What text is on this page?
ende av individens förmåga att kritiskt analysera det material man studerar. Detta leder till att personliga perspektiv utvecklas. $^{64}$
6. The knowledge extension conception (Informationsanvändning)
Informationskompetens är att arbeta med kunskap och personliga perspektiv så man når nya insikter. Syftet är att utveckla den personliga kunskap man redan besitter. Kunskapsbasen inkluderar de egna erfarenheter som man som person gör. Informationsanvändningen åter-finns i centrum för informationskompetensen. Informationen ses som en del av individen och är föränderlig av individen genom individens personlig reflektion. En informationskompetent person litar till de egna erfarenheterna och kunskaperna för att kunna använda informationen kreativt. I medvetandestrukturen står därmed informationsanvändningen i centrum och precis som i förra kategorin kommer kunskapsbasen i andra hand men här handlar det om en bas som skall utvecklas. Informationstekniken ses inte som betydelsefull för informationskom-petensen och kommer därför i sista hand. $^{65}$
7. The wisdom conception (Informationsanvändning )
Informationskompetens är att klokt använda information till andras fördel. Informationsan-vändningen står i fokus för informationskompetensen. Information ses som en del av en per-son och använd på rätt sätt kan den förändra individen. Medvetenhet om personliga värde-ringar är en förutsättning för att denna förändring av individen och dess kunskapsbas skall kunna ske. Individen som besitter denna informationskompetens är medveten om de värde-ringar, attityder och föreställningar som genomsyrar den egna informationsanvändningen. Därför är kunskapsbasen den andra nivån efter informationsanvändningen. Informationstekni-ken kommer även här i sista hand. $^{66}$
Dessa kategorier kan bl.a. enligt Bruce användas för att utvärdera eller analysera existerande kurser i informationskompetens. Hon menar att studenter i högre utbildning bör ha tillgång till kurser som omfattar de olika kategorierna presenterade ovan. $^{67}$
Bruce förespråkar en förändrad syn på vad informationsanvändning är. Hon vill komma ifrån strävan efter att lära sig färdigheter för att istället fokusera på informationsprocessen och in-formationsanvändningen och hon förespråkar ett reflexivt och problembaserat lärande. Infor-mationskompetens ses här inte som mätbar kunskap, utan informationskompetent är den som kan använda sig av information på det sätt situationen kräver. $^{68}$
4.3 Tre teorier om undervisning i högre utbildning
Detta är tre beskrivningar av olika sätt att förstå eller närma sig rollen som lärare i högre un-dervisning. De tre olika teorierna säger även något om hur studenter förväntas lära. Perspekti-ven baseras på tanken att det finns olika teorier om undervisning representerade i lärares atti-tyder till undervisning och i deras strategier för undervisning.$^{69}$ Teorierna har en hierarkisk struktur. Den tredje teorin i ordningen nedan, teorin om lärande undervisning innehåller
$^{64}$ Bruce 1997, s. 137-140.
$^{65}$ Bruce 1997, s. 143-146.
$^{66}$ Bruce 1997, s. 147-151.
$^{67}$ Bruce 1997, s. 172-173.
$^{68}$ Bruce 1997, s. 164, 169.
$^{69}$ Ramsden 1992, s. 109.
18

__Work task__: Using the listing above, work out how many of its lines include "conception", and give only the result.

__Task answer__: 2